### Goal 1
Answer these questions about the termination agreement:
(a) As of what date is the Termination Agreement dated?
(b) As of what date was the Reorganization Agreement dated?
(c) Under which section of the Reorganization Agreement is that agreement terminated?
### Goal 2
Copy the passage of the termination agreement that begins at the words "NOW, THEREFORE, in" and stops after "is hereby abandoned.", swapping "mutual consent" for "joint consent".

### Text shown

EX-99.77MMERGERS 1 dealterm.htm TERMINATION OF MERGER AGREEMENT Infonautics, Inc. Termination Agreement

TERMINATION AGREEMENT

 

TERMINATION AGREEMENT (the "Termination Agreement") dated as of November 10, 2000, by and among by and among DIGITAL FUSION, INC. (formerly I. I. Holding Company, Inc.), a Delaware corporation ("Holdco"), IBS INTERACTIVE, INC., a Delaware corporation ("IBS"), INFONAUTICS, INC., a Pennsylvania corporation ("Info"), IBS MERGER SUB, INC. (formerly I. I. Merger Sub I, Inc.), a Delaware corporation ("IBS Merger Sub"), INFONAUTICS MERGER SUB, INC. (formerly I. I. Merger Sub II, Inc.), a Pennsylvania corporation ("Info Merger Sub"), FIRST AVENUE MERGER SUB, INC. (formerly I. I. Mergersub III, Inc.), a Delaware corporation ("FAV Merger Sub" and, together with IBS Merger Sub and Info Merger Sub, the "Merger Subs") and FIRST AVENUE VENTURES, INC., a Delaware corporation ("First Avenue"). Holdco, IBS, Info, IBS Merger Sub, Info Merger Sub, FAV Merger Sub and First Avenue are referred to collectively herein as the "Parties."

WITNESSETH:

WHEREAS, the Parties entered into an Agreement and Plan of Reorganization dated as of July 30, 2000 (the "Reorganization Agreement"); and

WHEREAS, the Reorganization Agreement contemplates a business combination among IBS, Info and First Avenue to be accomplished as set forth in the Reorganization Agreement through (i) the formation by IBS and Info of Holdco, (ii) the formation by Holdco of IBS Merger Sub, Info Merger Sub and FAV Merger Sub as wholly-owned subsidiaries of Holdco, (iii) the merger of IBS Merger Sub with and into IBS (the "IBS Merger"), (iv) the merger of Info Merger Sub with and into Info (the "Info Merger") and (v) the merger of FAV Merger Sub with and into First Avenue (the "FAV Merger" and, together with the IBS Merger and the Info Merger, the " Mergers"); and

WHEREAS, the Board of Directors of IBS has determined that it is in the best interests of IBS and the holders of IBS' common stock, par value $0.01 per share, to terminate the Reorganization Agreement in the manner set forth in this Termination Agreement and to abandon the IBS Merger; and

WHEREAS, the Board of Directors of Info has determined that it is in the best interests of Info and the holders of Info's Class A Common Stock, no par value per share, to terminate the Reorganization Agreement in the manner set forth in this Termination Agreement and to abandon the Info Merger; and

WHEREAS, the Board of Directors of First Avenue has determined that it is in the best interests of First Avenue and the holders of the capital stock of First Avenue to terminate the Reorganization Agreement in the manner set forth in this Termination Agreement and to abandon the FAV Merger;

NOW, THEREFORE, in consideration of the premises and the mutual promises set forth herein, and in consideration of the representations, warranties and covenants set forth herein, the receipt and sufficiency of which are hereby acknowledged, the Parties agree as follows:

  1. Termination of Reorganization Agreement. The Reorganization Agreement is hereby terminated by mutual consent of IBS, Info and First Avenue pursuant to Section 8(a)(i) thereof. Each of the Mergers is hereby abandoned.

(Dataset rows)
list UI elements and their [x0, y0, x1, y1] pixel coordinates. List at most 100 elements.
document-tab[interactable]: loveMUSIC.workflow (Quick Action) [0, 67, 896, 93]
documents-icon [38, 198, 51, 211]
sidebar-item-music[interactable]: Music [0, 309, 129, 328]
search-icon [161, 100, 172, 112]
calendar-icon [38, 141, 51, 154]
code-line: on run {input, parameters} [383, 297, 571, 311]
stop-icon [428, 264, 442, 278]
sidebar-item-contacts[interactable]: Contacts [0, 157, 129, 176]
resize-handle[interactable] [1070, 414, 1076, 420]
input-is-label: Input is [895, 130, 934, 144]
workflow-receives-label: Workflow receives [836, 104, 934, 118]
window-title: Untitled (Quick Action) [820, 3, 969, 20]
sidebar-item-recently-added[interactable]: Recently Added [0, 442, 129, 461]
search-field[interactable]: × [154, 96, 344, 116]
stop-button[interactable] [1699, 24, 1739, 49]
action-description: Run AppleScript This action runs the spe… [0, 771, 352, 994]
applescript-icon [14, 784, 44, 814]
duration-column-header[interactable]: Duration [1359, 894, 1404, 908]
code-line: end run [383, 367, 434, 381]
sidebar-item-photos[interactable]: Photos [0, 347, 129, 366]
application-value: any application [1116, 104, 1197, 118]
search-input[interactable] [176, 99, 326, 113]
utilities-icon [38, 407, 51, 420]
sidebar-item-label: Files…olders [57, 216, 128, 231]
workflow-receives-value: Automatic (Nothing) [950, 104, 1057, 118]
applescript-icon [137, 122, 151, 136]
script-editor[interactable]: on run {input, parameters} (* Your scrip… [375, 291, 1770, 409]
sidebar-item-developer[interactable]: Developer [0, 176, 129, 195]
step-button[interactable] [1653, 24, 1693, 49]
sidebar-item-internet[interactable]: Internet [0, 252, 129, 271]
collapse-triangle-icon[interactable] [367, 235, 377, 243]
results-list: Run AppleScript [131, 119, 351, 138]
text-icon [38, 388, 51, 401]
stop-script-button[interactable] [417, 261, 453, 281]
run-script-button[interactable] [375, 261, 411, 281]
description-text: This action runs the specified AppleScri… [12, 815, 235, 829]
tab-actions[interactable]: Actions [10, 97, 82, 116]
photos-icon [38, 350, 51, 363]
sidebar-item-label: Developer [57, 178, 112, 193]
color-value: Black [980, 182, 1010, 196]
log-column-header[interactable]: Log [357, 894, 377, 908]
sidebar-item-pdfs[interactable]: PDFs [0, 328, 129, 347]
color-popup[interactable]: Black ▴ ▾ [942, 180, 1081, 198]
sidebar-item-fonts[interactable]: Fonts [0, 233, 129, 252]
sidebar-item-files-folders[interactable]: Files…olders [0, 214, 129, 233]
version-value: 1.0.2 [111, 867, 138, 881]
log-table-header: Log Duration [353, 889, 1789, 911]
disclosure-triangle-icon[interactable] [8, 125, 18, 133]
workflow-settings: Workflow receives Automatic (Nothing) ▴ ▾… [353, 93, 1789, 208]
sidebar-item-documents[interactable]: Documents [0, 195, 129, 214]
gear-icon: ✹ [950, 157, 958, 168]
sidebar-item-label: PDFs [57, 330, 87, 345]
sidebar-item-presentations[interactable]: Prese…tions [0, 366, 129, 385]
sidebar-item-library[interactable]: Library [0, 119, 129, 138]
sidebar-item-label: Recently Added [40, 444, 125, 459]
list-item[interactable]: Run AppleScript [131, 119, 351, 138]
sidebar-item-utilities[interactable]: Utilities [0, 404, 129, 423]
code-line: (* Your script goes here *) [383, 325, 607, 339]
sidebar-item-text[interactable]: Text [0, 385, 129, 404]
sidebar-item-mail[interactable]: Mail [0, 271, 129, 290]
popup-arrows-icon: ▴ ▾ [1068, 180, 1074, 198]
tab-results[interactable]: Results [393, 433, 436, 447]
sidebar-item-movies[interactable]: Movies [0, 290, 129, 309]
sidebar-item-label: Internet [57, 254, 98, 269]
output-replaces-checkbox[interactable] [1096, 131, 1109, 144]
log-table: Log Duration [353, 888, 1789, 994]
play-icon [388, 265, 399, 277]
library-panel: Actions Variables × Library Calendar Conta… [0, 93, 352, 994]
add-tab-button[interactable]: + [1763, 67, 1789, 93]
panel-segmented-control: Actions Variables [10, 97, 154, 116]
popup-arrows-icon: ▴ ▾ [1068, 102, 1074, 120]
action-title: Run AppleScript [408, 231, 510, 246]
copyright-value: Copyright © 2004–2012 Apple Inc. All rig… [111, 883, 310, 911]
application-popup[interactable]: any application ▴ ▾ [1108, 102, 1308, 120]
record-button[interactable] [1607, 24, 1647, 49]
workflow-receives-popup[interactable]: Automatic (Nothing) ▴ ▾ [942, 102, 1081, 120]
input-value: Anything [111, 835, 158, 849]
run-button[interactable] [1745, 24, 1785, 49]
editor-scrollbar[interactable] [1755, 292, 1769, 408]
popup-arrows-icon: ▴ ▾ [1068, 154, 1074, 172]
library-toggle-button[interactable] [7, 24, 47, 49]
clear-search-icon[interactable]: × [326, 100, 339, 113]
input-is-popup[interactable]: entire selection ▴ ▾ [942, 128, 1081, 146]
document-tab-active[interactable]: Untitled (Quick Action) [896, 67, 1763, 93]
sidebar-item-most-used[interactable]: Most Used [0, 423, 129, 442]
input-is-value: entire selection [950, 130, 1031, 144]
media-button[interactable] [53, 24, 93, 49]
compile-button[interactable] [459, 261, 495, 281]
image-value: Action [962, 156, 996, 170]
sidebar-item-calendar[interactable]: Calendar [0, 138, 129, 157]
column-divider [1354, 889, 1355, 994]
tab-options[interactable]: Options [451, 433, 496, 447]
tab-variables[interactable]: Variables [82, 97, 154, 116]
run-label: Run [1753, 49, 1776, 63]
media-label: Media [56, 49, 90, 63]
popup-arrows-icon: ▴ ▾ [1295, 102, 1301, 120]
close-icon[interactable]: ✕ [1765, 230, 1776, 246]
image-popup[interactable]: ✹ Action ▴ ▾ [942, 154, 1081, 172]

### Finished answer 1
(a) November 10, 2000
(b) July 30, 2000
(c) Section 8(a)(i)

### Finished answer 2
NOW, THEREFORE, in consideration of the premises and the mutual promises set forth herein, and in consideration of the representations, warranties and covenants set forth herein, the receipt and sufficiency of which are hereby acknowledged, the Parties agree as follows:

  1. Termination of Reorganization Agreement. The Reorganization Agreement is hereby terminated by joint consent of IBS, Info and First Avenue pursuant to Section 8(a)(i) thereof. Each of the Mergers is hereby abandoned.